(Stored data)
::::::::
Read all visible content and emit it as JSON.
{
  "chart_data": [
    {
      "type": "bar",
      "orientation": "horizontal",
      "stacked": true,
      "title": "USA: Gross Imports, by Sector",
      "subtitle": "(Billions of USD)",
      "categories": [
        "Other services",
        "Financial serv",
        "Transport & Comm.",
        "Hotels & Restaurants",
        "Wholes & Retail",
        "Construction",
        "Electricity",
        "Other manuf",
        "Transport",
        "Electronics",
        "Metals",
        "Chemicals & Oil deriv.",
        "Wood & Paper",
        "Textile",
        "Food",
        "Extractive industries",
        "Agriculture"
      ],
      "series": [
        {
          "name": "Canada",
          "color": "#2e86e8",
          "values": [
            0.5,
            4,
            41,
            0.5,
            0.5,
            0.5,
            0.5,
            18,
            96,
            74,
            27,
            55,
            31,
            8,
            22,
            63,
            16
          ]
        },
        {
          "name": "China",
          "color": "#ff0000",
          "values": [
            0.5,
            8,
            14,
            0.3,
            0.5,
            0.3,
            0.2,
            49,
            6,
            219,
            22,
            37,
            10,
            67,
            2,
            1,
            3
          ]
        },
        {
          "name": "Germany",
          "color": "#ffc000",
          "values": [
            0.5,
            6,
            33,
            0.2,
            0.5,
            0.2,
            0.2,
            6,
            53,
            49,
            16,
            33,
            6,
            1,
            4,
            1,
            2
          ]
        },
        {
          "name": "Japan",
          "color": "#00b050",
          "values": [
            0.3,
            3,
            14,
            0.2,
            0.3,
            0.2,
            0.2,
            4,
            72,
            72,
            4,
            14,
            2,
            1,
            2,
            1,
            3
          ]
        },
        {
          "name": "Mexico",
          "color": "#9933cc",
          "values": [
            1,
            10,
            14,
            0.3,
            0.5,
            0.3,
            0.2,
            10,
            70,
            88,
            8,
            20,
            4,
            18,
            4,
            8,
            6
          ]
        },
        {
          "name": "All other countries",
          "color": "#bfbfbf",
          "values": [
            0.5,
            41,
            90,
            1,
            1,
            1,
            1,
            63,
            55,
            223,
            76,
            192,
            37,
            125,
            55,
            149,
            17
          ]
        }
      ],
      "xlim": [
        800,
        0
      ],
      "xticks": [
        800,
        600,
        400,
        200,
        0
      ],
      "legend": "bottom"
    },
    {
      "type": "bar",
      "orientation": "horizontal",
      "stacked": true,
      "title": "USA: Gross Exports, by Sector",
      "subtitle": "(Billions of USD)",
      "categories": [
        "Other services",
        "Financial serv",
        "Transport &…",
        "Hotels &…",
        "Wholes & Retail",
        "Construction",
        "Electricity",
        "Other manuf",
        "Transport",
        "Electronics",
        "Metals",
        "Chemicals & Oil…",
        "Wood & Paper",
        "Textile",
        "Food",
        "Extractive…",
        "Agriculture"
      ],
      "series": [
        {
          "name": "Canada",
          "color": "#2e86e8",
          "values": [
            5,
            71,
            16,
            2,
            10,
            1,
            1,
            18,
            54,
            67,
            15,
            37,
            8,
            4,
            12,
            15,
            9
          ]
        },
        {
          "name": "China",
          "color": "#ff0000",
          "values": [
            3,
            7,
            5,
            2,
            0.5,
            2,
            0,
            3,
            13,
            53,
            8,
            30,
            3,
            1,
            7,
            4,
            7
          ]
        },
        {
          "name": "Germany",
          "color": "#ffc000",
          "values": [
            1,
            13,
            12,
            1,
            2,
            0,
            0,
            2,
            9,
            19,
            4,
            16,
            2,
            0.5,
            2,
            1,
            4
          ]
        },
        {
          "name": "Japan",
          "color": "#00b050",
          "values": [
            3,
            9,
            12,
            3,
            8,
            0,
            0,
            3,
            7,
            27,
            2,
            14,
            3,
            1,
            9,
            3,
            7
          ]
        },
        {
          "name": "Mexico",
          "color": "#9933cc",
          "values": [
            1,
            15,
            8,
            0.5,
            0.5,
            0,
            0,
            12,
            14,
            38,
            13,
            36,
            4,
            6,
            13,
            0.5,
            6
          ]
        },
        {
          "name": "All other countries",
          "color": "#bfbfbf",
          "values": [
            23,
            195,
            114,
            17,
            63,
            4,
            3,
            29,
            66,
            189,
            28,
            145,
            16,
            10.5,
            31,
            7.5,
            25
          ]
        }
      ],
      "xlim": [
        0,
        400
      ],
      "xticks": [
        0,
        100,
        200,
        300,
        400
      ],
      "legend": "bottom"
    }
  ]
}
::::::::
Written instruction: Extract all the material, leaving every line as it is.

Reply:
Read all visible content and emit it as JSON.
{
  "chart_data": [
    {
      "type": "bar",
      "orientation": "horizontal",
      "stacked": true,
      "title": "USA: Gross Imports, by Sector",
      "subtitle": "(Billions of USD)",
      "categories": [
        "Other services",
        "Financial serv",
        "Transport & Comm.",
        "Hotels & Restaurants",
        "Wholes & Retail",
        "Construction",
        "Electricity",
        "Other manuf",
        "Transport",
        "Electronics",
        "Metals",
        "Chemicals & Oil deriv.",
        "Wood & Paper",
        "Textile",
        "Food",
        "Extractive industries",
        "Agriculture"
      ],
      "series": [
        {
          "name": "Canada",
          "color": "#2e86e8",
          "values": [
            0.5,
            4,
            41,
            0.5,
            0.5,
            0.5,
            0.5,
            18,
            96,
            74,
            27,
            55,
            31,
            8,
            22,
            63,
            16
          ]
        },
        {
          "name": "China",
          "color": "#ff0000",
          "values": [
            0.5,
            8,
            14,
            0.3,
            0.5,
            0.3,
            0.2,
            49,
            6,
            219,
            22,
            37,
            10,
            67,
            2,
            1,
            3
          ]
        },
        {
          "name": "Germany",
          "color": "#ffc000",
          "values": [
            0.5,
            6,
            33,
            0.2,
            0.5,
            0.2,
            0.2,
            6,
            53,
            49,
            16,
            33,
            6,
            1,
            4,
            1,
            2
          ]
        },
        {
          "name": "Japan",
          "color": "#00b050",
          "values": [
            0.3,
            3,
            14,
            0.2,
            0.3,
            0.2,
            0.2,
            4,
            72,
            72,
            4,
            14,
            2,
            1,
            2,
            1,
            3
          ]
        },
        {
          "name": "Mexico",
          "color": "#9933cc",
          "values": [
            1,
            10,
            14,
            0.3,
            0.5,
            0.3,
            0.2,
            10,
            70,
            88,
            8,
            20,
            4,
            18,
            4,
            8,
            6
          ]
        },
        {
          "name": "All other countries",
          "color": "#bfbfbf",
          "values": [
            0.5,
            41,
            90,
            1,
            1,
            1,
            1,
            63,
            55,
            223,
            76,
            192,
            37,
            125,
            55,
            149,
            17
          ]
        }
      ],
      "xlim": [
        800,
        0
      ],
      "xticks": [
        800,
        600,
        400,
        200,
        0
      ],
      "legend": "bottom"
    },
    {
      "type": "bar",
      "orientation": "horizontal",
      "stacked": true,
      "title": "USA: Gross Exports, by Sector",
      "subtitle": "(Billions of USD)",
      "categories": [
        "Other services",
        "Financial serv",
        "Transport &…",
        "Hotels &…",
        "Wholes & Retail",
        "Construction",
        "Electricity",
        "Other manuf",
        "Transport",
        "Electronics",
        "Metals",
        "Chemicals & Oil…",
        "Wood & Paper",
        "Textile",
        "Food",
        "Extractive…",
        "Agriculture"
      ],
      "series": [
        {
          "name": "Canada",
          "color": "#2e86e8",
          "values": [
            5,
            71,
            16,
            2,
            10,
            1,
            1,
            18,
            54,
            67,
            15,
            37,
            8,
            4,
            12,
            15,
            9
          ]
        },
        {
          "name": "China",
          "color": "#ff0000",
          "values": [
            3,
            7,
            5,
            2,
            0.5,
            2,
            0,
            3,
            13,
            53,
            8,
            30,
            3,
            1,
            7,
            4,
            7
          ]
        },
        {
          "name": "Germany",
          "color": "#ffc000",
          "values": [
            1,
            13,
            12,
            1,
            2,
            0,
            0,
            2,
            9,
            19,
            4,
            16,
            2,
            0.5,
            2,
            1,
            4
          ]
        },
        {
          "name": "Japan",
          "color": "#00b050",
          "values": [
            3,
            9,
            12,
            3,
            8,
            0,
            0,
            3,
            7,
            27,
            2,
            14,
            3,
            1,
            9,
            3,
            7
          ]
        },
        {
          "name": "Mexico",
          "color": "#9933cc",
          "values": [
            1,
            15,
            8,
            0.5,
            0.5,
            0,
            0,
            12,
            14,
            38,
            13,
            36,
            4,
            6,
            13,
            0.5,
            6
          ]
        },
        {
          "name": "All other countries",
          "color": "#bfbfbf",
          "values": [
            23,
            195,
            114,
            17,
            63,
            4,
            3,
            29,
            66,
            189,
            28,
            145,
            16,
            10.5,
            31,
            7.5,
            25
          ]
        }
      ],
      "xlim": [
        0,
        400
      ],
      "xticks": [
        0,
        100,
        200,
        300,
        400
      ],
      "legend": "bottom"
    }
  ]
}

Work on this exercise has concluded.